**ENTRIES PROVIDED:**
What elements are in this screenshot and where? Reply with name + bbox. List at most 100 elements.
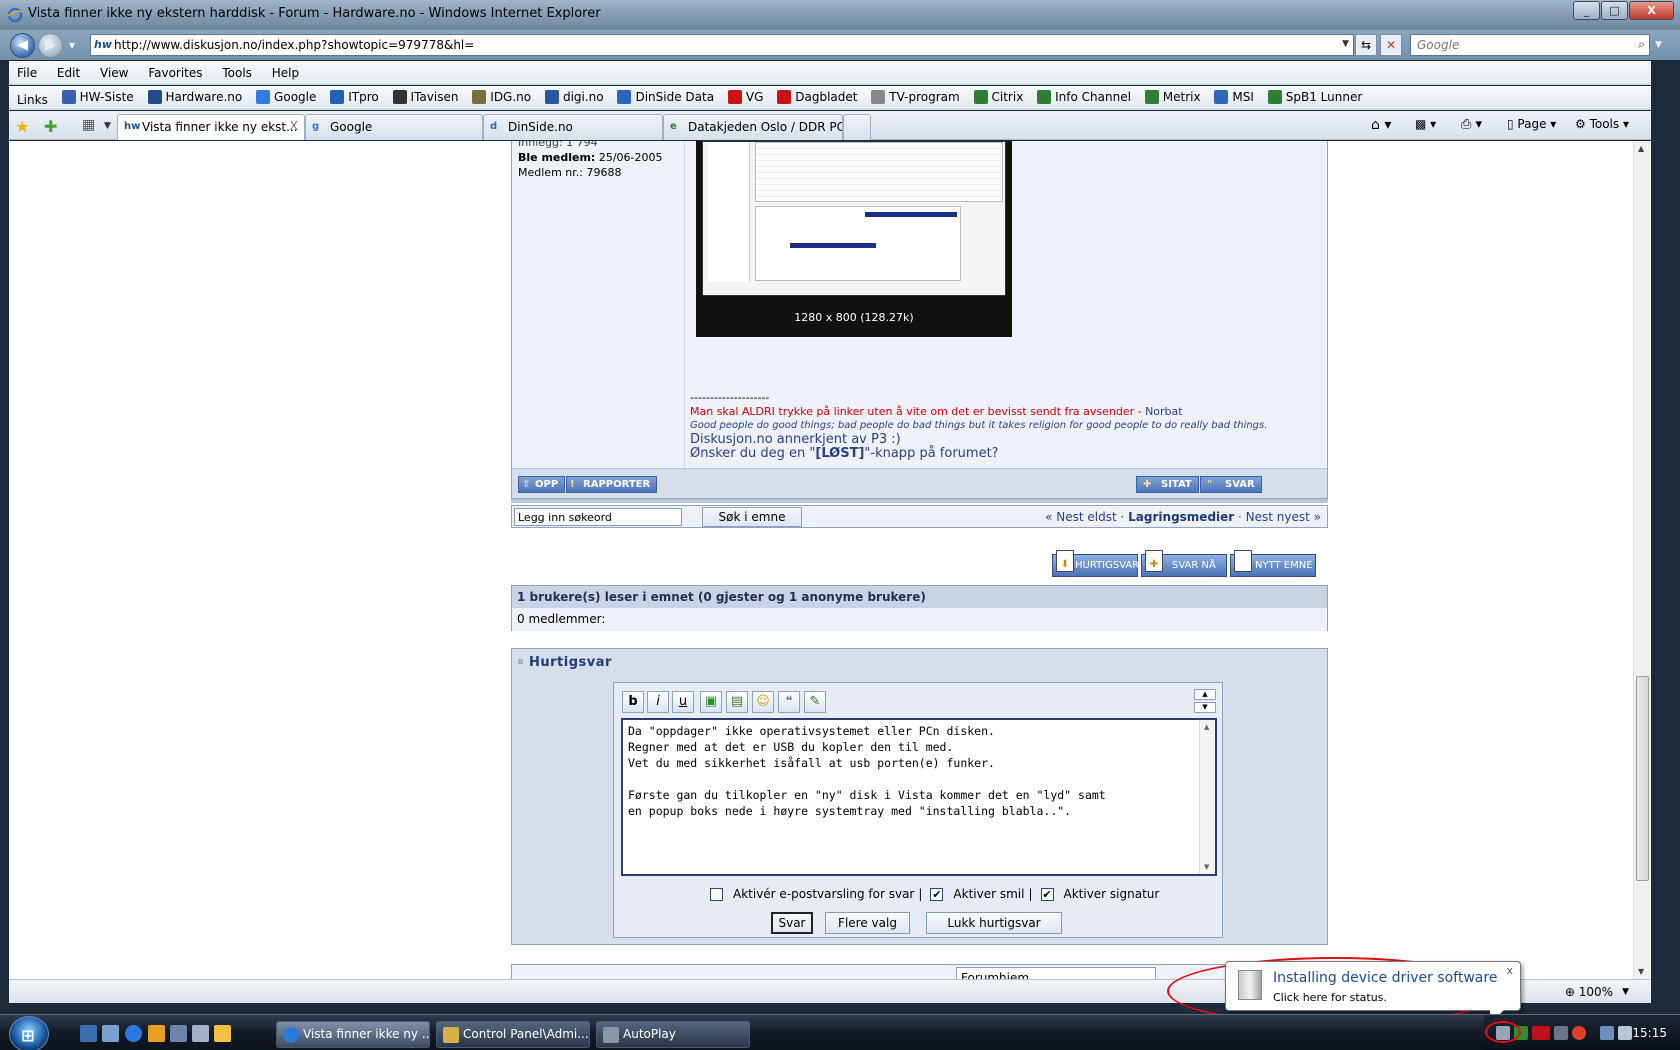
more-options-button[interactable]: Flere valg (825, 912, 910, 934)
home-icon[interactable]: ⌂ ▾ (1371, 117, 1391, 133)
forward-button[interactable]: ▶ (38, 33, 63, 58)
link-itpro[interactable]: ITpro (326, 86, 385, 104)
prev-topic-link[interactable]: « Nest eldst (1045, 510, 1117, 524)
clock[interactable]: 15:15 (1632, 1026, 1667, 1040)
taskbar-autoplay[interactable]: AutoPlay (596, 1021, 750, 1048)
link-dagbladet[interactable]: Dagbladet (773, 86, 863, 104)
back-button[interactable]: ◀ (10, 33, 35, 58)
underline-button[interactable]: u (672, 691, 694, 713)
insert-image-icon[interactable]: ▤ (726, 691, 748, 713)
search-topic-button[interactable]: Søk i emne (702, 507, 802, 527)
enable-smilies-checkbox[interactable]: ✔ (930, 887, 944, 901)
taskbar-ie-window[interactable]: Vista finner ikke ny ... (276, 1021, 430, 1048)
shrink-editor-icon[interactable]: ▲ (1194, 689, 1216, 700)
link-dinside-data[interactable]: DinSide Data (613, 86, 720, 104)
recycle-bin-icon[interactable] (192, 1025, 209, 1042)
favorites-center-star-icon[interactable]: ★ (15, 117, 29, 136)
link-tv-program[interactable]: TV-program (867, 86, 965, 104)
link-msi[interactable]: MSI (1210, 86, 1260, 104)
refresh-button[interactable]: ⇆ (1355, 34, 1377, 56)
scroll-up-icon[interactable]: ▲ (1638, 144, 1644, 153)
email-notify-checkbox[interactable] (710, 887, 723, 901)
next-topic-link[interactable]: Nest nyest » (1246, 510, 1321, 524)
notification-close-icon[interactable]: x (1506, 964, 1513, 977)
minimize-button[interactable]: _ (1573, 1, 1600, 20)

**WRITTEN REQUEST:**
Reproduce the entries above verbatim, omitting the picture.

**THE OUTPUT:**
What elements are in this screenshot and where? Reply with name + bbox. List at most 100 elements.
more-options-button[interactable]: Flere valg (825, 912, 910, 934)
home-icon[interactable]: ⌂ ▾ (1371, 117, 1391, 133)
forward-button[interactable]: ▶ (38, 33, 63, 58)
link-itpro[interactable]: ITpro (326, 86, 385, 104)
prev-topic-link[interactable]: « Nest eldst (1045, 510, 1117, 524)
clock[interactable]: 15:15 (1632, 1026, 1667, 1040)
taskbar-autoplay[interactable]: AutoPlay (596, 1021, 750, 1048)
link-dagbladet[interactable]: Dagbladet (773, 86, 863, 104)
back-button[interactable]: ◀ (10, 33, 35, 58)
underline-button[interactable]: u (672, 691, 694, 713)
insert-image-icon[interactable]: ▤ (726, 691, 748, 713)
search-topic-button[interactable]: Søk i emne (702, 507, 802, 527)
enable-smilies-checkbox[interactable]: ✔ (930, 887, 944, 901)
taskbar-ie-window[interactable]: Vista finner ikke ny ... (276, 1021, 430, 1048)
shrink-editor-icon[interactable]: ▲ (1194, 689, 1216, 700)
link-dinside-data[interactable]: DinSide Data (613, 86, 720, 104)
recycle-bin-icon[interactable] (192, 1025, 209, 1042)
favorites-center-star-icon[interactable]: ★ (15, 117, 29, 136)
link-tv-program[interactable]: TV-program (867, 86, 965, 104)
link-msi[interactable]: MSI (1210, 86, 1260, 104)
refresh-button[interactable]: ⇆ (1355, 34, 1377, 56)
scroll-up-icon[interactable]: ▲ (1638, 144, 1644, 153)
email-notify-checkbox[interactable] (710, 887, 723, 901)
next-topic-link[interactable]: Nest nyest » (1246, 510, 1321, 524)
notification-close-icon[interactable]: x (1506, 964, 1513, 977)
minimize-button[interactable]: _ (1573, 1, 1600, 20)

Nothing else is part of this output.